A run of records
◇ ◇ ◇

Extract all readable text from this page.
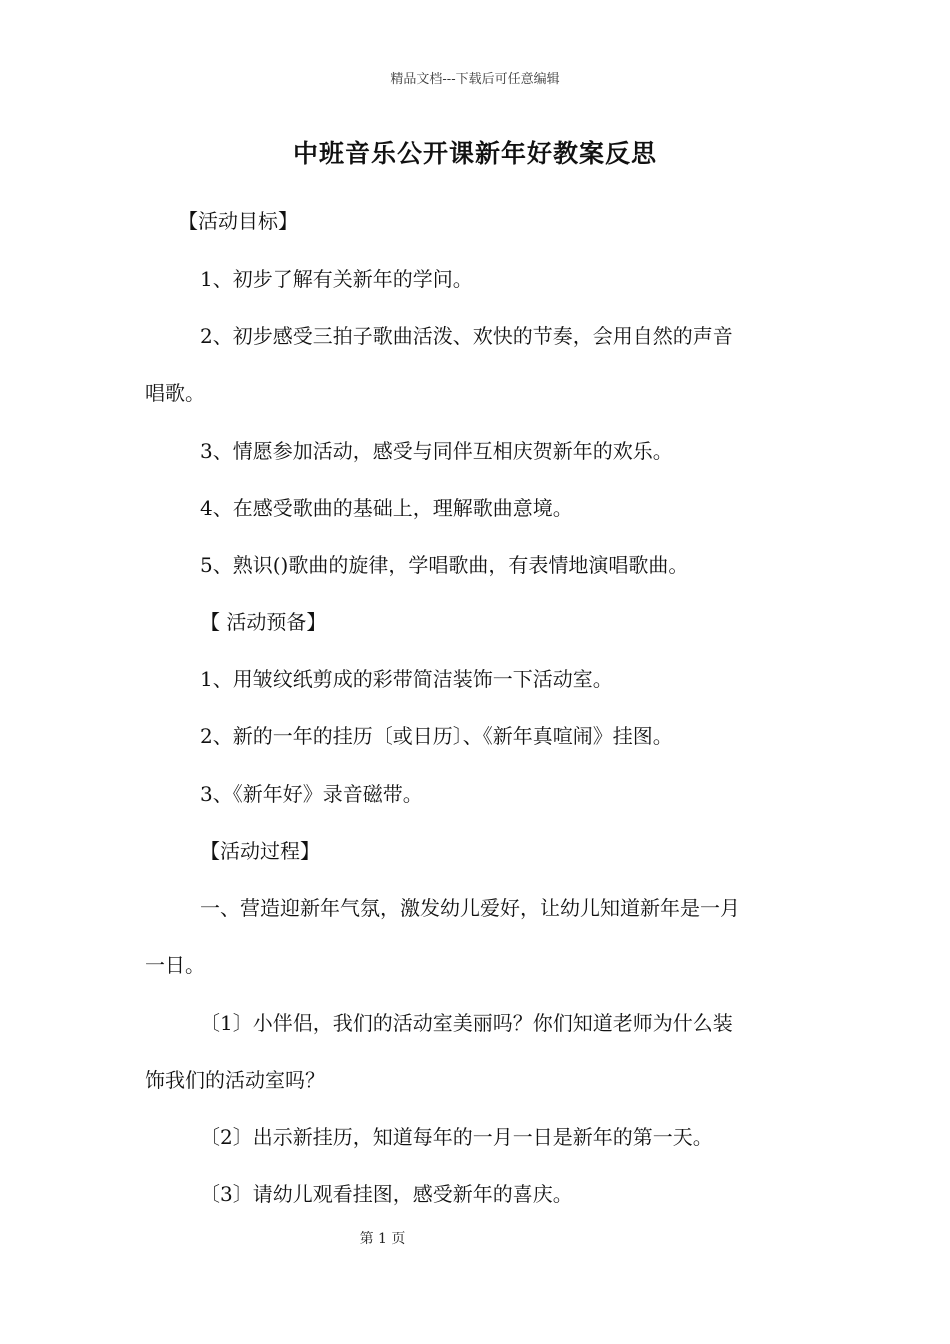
精品文档---下载后可任意编辑
中班音乐公开课新年好教案反思
【活动目标】
1、初步了解有关新年的学问。
2、初步感受三拍子歌曲活泼、欢快的节奏，会用自然的声音
唱歌。
3、情愿参加活动，感受与同伴互相庆贺新年的欢乐。
4、在感受歌曲的基础上，理解歌曲意境。
5、熟识()歌曲的旋律，学唱歌曲，有表情地演唱歌曲。
【 活动预备】
1、用皱纹纸剪成的彩带简洁装饰一下活动室。
2、新的一年的挂历〔或日历〕、《新年真喧闹》挂图。
3、《新年好》录音磁带。
【活动过程】
一、营造迎新年气氛，激发幼儿爱好，让幼儿知道新年是一月
一日。
〔1〕小伴侣，我们的活动室美丽吗？你们知道老师为什么装
饰我们的活动室吗？
〔2〕出示新挂历，知道每年的一月一日是新年的第一天。
〔3〕请幼儿观看挂图，感受新年的喜庆。
第 1 页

◇ ◇ ◇

- Instruction
Your task is to retype all the entries exactly and leave out any pictures.

- Solved exercise
Extract all readable text from this page.
精品文档---下载后可任意编辑
中班音乐公开课新年好教案反思
【活动目标】
1、初步了解有关新年的学问。
2、初步感受三拍子歌曲活泼、欢快的节奏，会用自然的声音
唱歌。
3、情愿参加活动，感受与同伴互相庆贺新年的欢乐。
4、在感受歌曲的基础上，理解歌曲意境。
5、熟识()歌曲的旋律，学唱歌曲，有表情地演唱歌曲。
【 活动预备】
1、用皱纹纸剪成的彩带简洁装饰一下活动室。
2、新的一年的挂历〔或日历〕、《新年真喧闹》挂图。
3、《新年好》录音磁带。
【活动过程】
一、营造迎新年气氛，激发幼儿爱好，让幼儿知道新年是一月
一日。
〔1〕小伴侣，我们的活动室美丽吗？你们知道老师为什么装
饰我们的活动室吗？
〔2〕出示新挂历，知道每年的一月一日是新年的第一天。
〔3〕请幼儿观看挂图，感受新年的喜庆。
第 1 页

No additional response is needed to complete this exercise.